--- STATED TASK ---
Say how many lines in the data below contain the word "this", and give no other text.

------------------------------------------------------------------------

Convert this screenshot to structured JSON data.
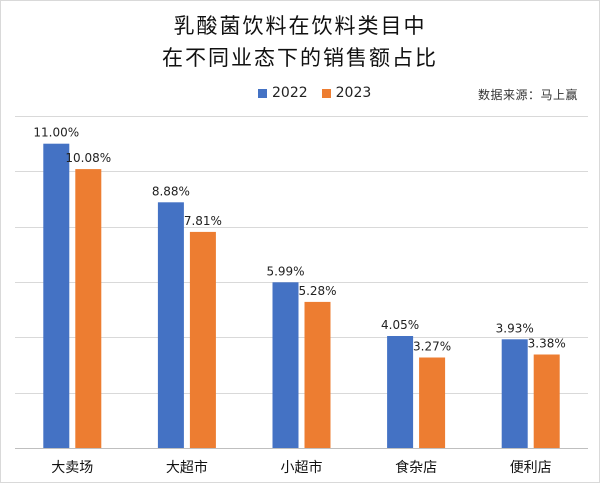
{
  "title_lines": [
    "乳酸菌饮料在饮料类目中",
    "在不同业态下的销售额占比"
  ],
  "source": "数据来源：马上赢",
  "colors": {
    "s2022": "#4472c4",
    "s2023": "#ed7d31",
    "grid": "#d9d9d9"
  },
  "chart_data": {
    "type": "bar",
    "title": "乳酸菌饮料在饮料类目中在不同业态下的销售额占比",
    "categories": [
      "大卖场",
      "大超市",
      "小超市",
      "食杂店",
      "便利店"
    ],
    "series": [
      {
        "name": "2022",
        "values": [
          11.0,
          8.88,
          5.99,
          4.05,
          3.93
        ],
        "labels": [
          "11.00%",
          "8.88%",
          "5.99%",
          "4.05%",
          "3.93%"
        ],
        "color": "#4472c4"
      },
      {
        "name": "2023",
        "values": [
          10.08,
          7.81,
          5.28,
          3.27,
          3.38
        ],
        "labels": [
          "10.08%",
          "7.81%",
          "5.28%",
          "3.27%",
          "3.38%"
        ],
        "color": "#ed7d31"
      }
    ],
    "xlabel": "",
    "ylabel": "",
    "ylim": [
      0,
      12
    ],
    "grid": true,
    "yaxis_labels_shown": false,
    "legend_position": "top"
  }
}
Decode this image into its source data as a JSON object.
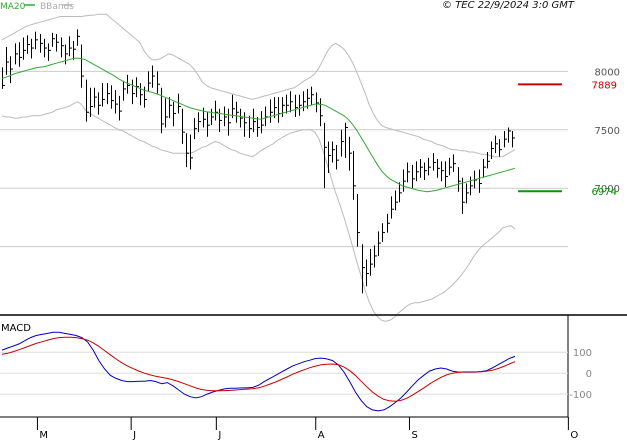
{
  "credit": "© TEC 22/9/2024 3:0 GMT",
  "legend": {
    "ma_label": "MA20",
    "ma_color": "#33aa33",
    "bb_label": "BBands",
    "bb_color": "#bbbbbb"
  },
  "chart_data": [
    {
      "type": "bar",
      "subtype": "ohlc",
      "name": "price",
      "ylim": [
        6000,
        8500
      ],
      "y_ticks": [
        {
          "value": 8000,
          "label": "8000"
        },
        {
          "value": 7500,
          "label": "7500"
        },
        {
          "value": 7000,
          "label": "7000"
        }
      ],
      "x_ticks": [
        {
          "x": 0.065,
          "label": "M"
        },
        {
          "x": 0.23,
          "label": "J"
        },
        {
          "x": 0.38,
          "label": "J"
        },
        {
          "x": 0.555,
          "label": "A"
        },
        {
          "x": 0.72,
          "label": "S"
        },
        {
          "x": 0.91,
          "label": "O"
        }
      ],
      "price_bars": [
        [
          7880,
          8035,
          7850
        ],
        [
          8080,
          8210,
          7970
        ],
        [
          8020,
          8130,
          7900
        ],
        [
          8150,
          8240,
          8060
        ],
        [
          8120,
          8250,
          8040
        ],
        [
          8180,
          8290,
          8100
        ],
        [
          8230,
          8310,
          8150
        ],
        [
          8200,
          8280,
          8110
        ],
        [
          8270,
          8340,
          8190
        ],
        [
          8240,
          8320,
          8160
        ],
        [
          8200,
          8280,
          8120
        ],
        [
          8180,
          8240,
          8090
        ],
        [
          8280,
          8330,
          8210
        ],
        [
          8250,
          8320,
          8170
        ],
        [
          8220,
          8290,
          8120
        ],
        [
          8150,
          8230,
          8060
        ],
        [
          8200,
          8300,
          8130
        ],
        [
          8190,
          8260,
          8100
        ],
        [
          8300,
          8360,
          8220
        ],
        [
          7960,
          8230,
          7860
        ],
        [
          7650,
          7930,
          7570
        ],
        [
          7700,
          7860,
          7610
        ],
        [
          7780,
          7860,
          7690
        ],
        [
          7710,
          7820,
          7630
        ],
        [
          7760,
          7900,
          7700
        ],
        [
          7810,
          7900,
          7720
        ],
        [
          7750,
          7880,
          7680
        ],
        [
          7720,
          7840,
          7640
        ],
        [
          7660,
          7790,
          7580
        ],
        [
          7850,
          7920,
          7750
        ],
        [
          7880,
          7970,
          7810
        ],
        [
          7810,
          7930,
          7720
        ],
        [
          7870,
          7950,
          7780
        ],
        [
          7800,
          7900,
          7710
        ],
        [
          7760,
          7870,
          7690
        ],
        [
          7900,
          8000,
          7830
        ],
        [
          7960,
          8050,
          7860
        ],
        [
          7890,
          8000,
          7810
        ],
        [
          7550,
          7860,
          7470
        ],
        [
          7610,
          7770,
          7520
        ],
        [
          7710,
          7780,
          7600
        ],
        [
          7640,
          7740,
          7530
        ],
        [
          7700,
          7810,
          7640
        ],
        [
          7480,
          7680,
          7380
        ],
        [
          7300,
          7470,
          7180
        ],
        [
          7260,
          7460,
          7160
        ],
        [
          7510,
          7600,
          7420
        ],
        [
          7570,
          7650,
          7480
        ],
        [
          7590,
          7690,
          7520
        ],
        [
          7540,
          7650,
          7440
        ],
        [
          7610,
          7680,
          7540
        ],
        [
          7650,
          7750,
          7580
        ],
        [
          7580,
          7680,
          7480
        ],
        [
          7610,
          7700,
          7530
        ],
        [
          7560,
          7680,
          7450
        ],
        [
          7680,
          7800,
          7600
        ],
        [
          7650,
          7740,
          7560
        ],
        [
          7600,
          7680,
          7520
        ],
        [
          7560,
          7650,
          7440
        ],
        [
          7510,
          7620,
          7430
        ],
        [
          7570,
          7680,
          7480
        ],
        [
          7520,
          7610,
          7440
        ],
        [
          7540,
          7660,
          7470
        ],
        [
          7610,
          7700,
          7530
        ],
        [
          7650,
          7760,
          7560
        ],
        [
          7690,
          7780,
          7600
        ],
        [
          7640,
          7780,
          7560
        ],
        [
          7710,
          7780,
          7610
        ],
        [
          7710,
          7800,
          7640
        ],
        [
          7740,
          7830,
          7650
        ],
        [
          7690,
          7800,
          7610
        ],
        [
          7710,
          7800,
          7620
        ],
        [
          7740,
          7830,
          7660
        ],
        [
          7770,
          7850,
          7680
        ],
        [
          7800,
          7870,
          7710
        ],
        [
          7730,
          7820,
          7650
        ],
        [
          7620,
          7770,
          7530
        ],
        [
          7350,
          7560,
          7000
        ],
        [
          7280,
          7400,
          7130
        ],
        [
          7330,
          7400,
          7220
        ],
        [
          7240,
          7370,
          7160
        ],
        [
          7400,
          7500,
          7270
        ],
        [
          7520,
          7560,
          7260
        ],
        [
          7300,
          7440,
          7150
        ],
        [
          7020,
          7320,
          6900
        ],
        [
          6620,
          6950,
          6500
        ],
        [
          6320,
          6520,
          6100
        ],
        [
          6270,
          6390,
          6160
        ],
        [
          6350,
          6480,
          6250
        ],
        [
          6420,
          6510,
          6320
        ],
        [
          6530,
          6630,
          6420
        ],
        [
          6620,
          6700,
          6540
        ],
        [
          6700,
          6780,
          6620
        ],
        [
          6820,
          6930,
          6740
        ],
        [
          6880,
          6980,
          6810
        ],
        [
          6960,
          7050,
          6880
        ],
        [
          7060,
          7160,
          6970
        ],
        [
          7140,
          7220,
          7050
        ],
        [
          7080,
          7200,
          7000
        ],
        [
          7140,
          7230,
          7060
        ],
        [
          7180,
          7250,
          7090
        ],
        [
          7150,
          7220,
          7070
        ],
        [
          7180,
          7260,
          7110
        ],
        [
          7220,
          7300,
          7150
        ],
        [
          7170,
          7250,
          7090
        ],
        [
          7150,
          7230,
          7060
        ],
        [
          7100,
          7230,
          7010
        ],
        [
          7180,
          7260,
          7110
        ],
        [
          7210,
          7290,
          7140
        ],
        [
          7060,
          7180,
          6970
        ],
        [
          6880,
          7090,
          6780
        ],
        [
          6960,
          7040,
          6870
        ],
        [
          7020,
          7100,
          6940
        ],
        [
          7070,
          7150,
          7000
        ],
        [
          7040,
          7160,
          6960
        ],
        [
          7180,
          7250,
          7090
        ],
        [
          7230,
          7310,
          7170
        ],
        [
          7340,
          7400,
          7250
        ],
        [
          7380,
          7450,
          7300
        ],
        [
          7330,
          7420,
          7270
        ],
        [
          7420,
          7490,
          7350
        ],
        [
          7490,
          7520,
          7390
        ],
        [
          7430,
          7490,
          7350
        ]
      ],
      "ma20": [
        7940,
        7950,
        7965,
        7980,
        7990,
        8000,
        8010,
        8020,
        8030,
        8035,
        8040,
        8050,
        8060,
        8070,
        8080,
        8090,
        8100,
        8110,
        8115,
        8110,
        8100,
        8080,
        8060,
        8040,
        8020,
        8000,
        7980,
        7960,
        7935,
        7915,
        7900,
        7885,
        7870,
        7855,
        7840,
        7830,
        7820,
        7810,
        7795,
        7780,
        7765,
        7750,
        7735,
        7720,
        7705,
        7690,
        7680,
        7670,
        7662,
        7655,
        7650,
        7645,
        7640,
        7635,
        7630,
        7625,
        7620,
        7615,
        7610,
        7605,
        7600,
        7595,
        7590,
        7600,
        7610,
        7620,
        7630,
        7640,
        7650,
        7660,
        7670,
        7680,
        7690,
        7700,
        7710,
        7720,
        7720,
        7715,
        7700,
        7680,
        7660,
        7640,
        7620,
        7590,
        7550,
        7500,
        7440,
        7380,
        7320,
        7260,
        7200,
        7150,
        7110,
        7080,
        7060,
        7040,
        7020,
        7010,
        7000,
        6990,
        6980,
        6975,
        6970,
        6975,
        6980,
        6990,
        7000,
        7010,
        7020,
        7030,
        7040,
        7050,
        7060,
        7070,
        7080,
        7090,
        7100,
        7110,
        7120,
        7130,
        7140,
        7150,
        7160,
        7170
      ],
      "bb_upper": [
        8270,
        8290,
        8310,
        8330,
        8350,
        8370,
        8390,
        8400,
        8410,
        8420,
        8430,
        8440,
        8450,
        8460,
        8470,
        8470,
        8470,
        8470,
        8470,
        8470,
        8475,
        8480,
        8480,
        8490,
        8490,
        8490,
        8460,
        8430,
        8400,
        8370,
        8340,
        8310,
        8280,
        8250,
        8180,
        8130,
        8100,
        8100,
        8110,
        8130,
        8150,
        8140,
        8120,
        8100,
        8080,
        8060,
        8020,
        7970,
        7910,
        7880,
        7860,
        7850,
        7840,
        7830,
        7820,
        7810,
        7800,
        7790,
        7780,
        7770,
        7760,
        7770,
        7780,
        7790,
        7800,
        7810,
        7820,
        7830,
        7840,
        7850,
        7860,
        7880,
        7910,
        7930,
        7950,
        7980,
        8030,
        8100,
        8170,
        8220,
        8240,
        8220,
        8190,
        8140,
        8080,
        8000,
        7910,
        7820,
        7720,
        7640,
        7580,
        7540,
        7520,
        7510,
        7500,
        7490,
        7480,
        7470,
        7460,
        7450,
        7440,
        7420,
        7410,
        7400,
        7380,
        7370,
        7360,
        7340,
        7330,
        7330,
        7320,
        7320,
        7310,
        7310,
        7300,
        7290,
        7290,
        7280,
        7270,
        7270,
        7270,
        7290,
        7310,
        7330
      ],
      "bb_lower": [
        7620,
        7610,
        7610,
        7600,
        7600,
        7610,
        7610,
        7620,
        7620,
        7620,
        7630,
        7640,
        7650,
        7670,
        7680,
        7690,
        7700,
        7720,
        7740,
        7720,
        7670,
        7640,
        7620,
        7600,
        7580,
        7560,
        7540,
        7520,
        7500,
        7490,
        7470,
        7450,
        7430,
        7410,
        7400,
        7380,
        7360,
        7350,
        7330,
        7320,
        7310,
        7300,
        7300,
        7300,
        7300,
        7300,
        7310,
        7330,
        7350,
        7360,
        7380,
        7400,
        7390,
        7370,
        7350,
        7330,
        7320,
        7300,
        7290,
        7280,
        7270,
        7290,
        7320,
        7340,
        7360,
        7380,
        7410,
        7430,
        7450,
        7470,
        7480,
        7490,
        7500,
        7500,
        7500,
        7480,
        7420,
        7320,
        7200,
        7080,
        6960,
        6860,
        6750,
        6630,
        6510,
        6380,
        6260,
        6130,
        6030,
        5950,
        5900,
        5870,
        5860,
        5870,
        5890,
        5930,
        5960,
        5990,
        6010,
        6020,
        6020,
        6030,
        6040,
        6050,
        6070,
        6090,
        6110,
        6140,
        6170,
        6210,
        6250,
        6300,
        6350,
        6410,
        6460,
        6500,
        6530,
        6560,
        6590,
        6620,
        6660,
        6670,
        6680,
        6650
      ],
      "levels": [
        {
          "value": 7889,
          "label": "7889",
          "color": "#cc0000"
        },
        {
          "value": 6974,
          "label": "6974",
          "color": "#009900"
        }
      ]
    },
    {
      "type": "line",
      "name": "MACD",
      "title": "MACD",
      "ylim": [
        -190,
        230
      ],
      "y_ticks": [
        {
          "value": 100,
          "label": "100"
        },
        {
          "value": 0,
          "label": "0"
        },
        {
          "value": -100,
          "label": "-100"
        }
      ],
      "series": [
        {
          "color": "#0000cc",
          "values": [
            110,
            120,
            130,
            140,
            155,
            170,
            180,
            185,
            190,
            195,
            195,
            190,
            185,
            180,
            170,
            150,
            110,
            60,
            20,
            -10,
            -25,
            -35,
            -40,
            -40,
            -38,
            -38,
            -35,
            -40,
            -50,
            -45,
            -60,
            -80,
            -100,
            -112,
            -118,
            -112,
            -100,
            -90,
            -82,
            -75,
            -72,
            -72,
            -70,
            -70,
            -68,
            -58,
            -40,
            -25,
            -10,
            5,
            20,
            35,
            45,
            55,
            62,
            70,
            72,
            68,
            60,
            40,
            5,
            -40,
            -90,
            -130,
            -160,
            -175,
            -180,
            -175,
            -160,
            -140,
            -118,
            -90,
            -60,
            -32,
            -10,
            10,
            20,
            25,
            20,
            10,
            5,
            5,
            5,
            5,
            8,
            12,
            25,
            40,
            55,
            70,
            80
          ]
        },
        {
          "color": "#cc0000",
          "values": [
            90,
            95,
            103,
            112,
            122,
            132,
            142,
            150,
            158,
            165,
            170,
            172,
            172,
            170,
            165,
            158,
            145,
            128,
            108,
            88,
            68,
            50,
            35,
            22,
            10,
            0,
            -8,
            -15,
            -20,
            -25,
            -32,
            -40,
            -50,
            -60,
            -70,
            -78,
            -82,
            -84,
            -84,
            -83,
            -82,
            -80,
            -78,
            -76,
            -74,
            -70,
            -62,
            -52,
            -42,
            -30,
            -18,
            -5,
            6,
            16,
            26,
            34,
            40,
            43,
            44,
            40,
            30,
            12,
            -10,
            -38,
            -65,
            -90,
            -110,
            -125,
            -132,
            -134,
            -130,
            -120,
            -105,
            -88,
            -70,
            -52,
            -35,
            -20,
            -8,
            0,
            4,
            6,
            6,
            6,
            7,
            9,
            14,
            22,
            32,
            44,
            55
          ]
        }
      ]
    }
  ]
}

------------------------------------------------------------------------

--- WRITTEN SOLUTION ---
2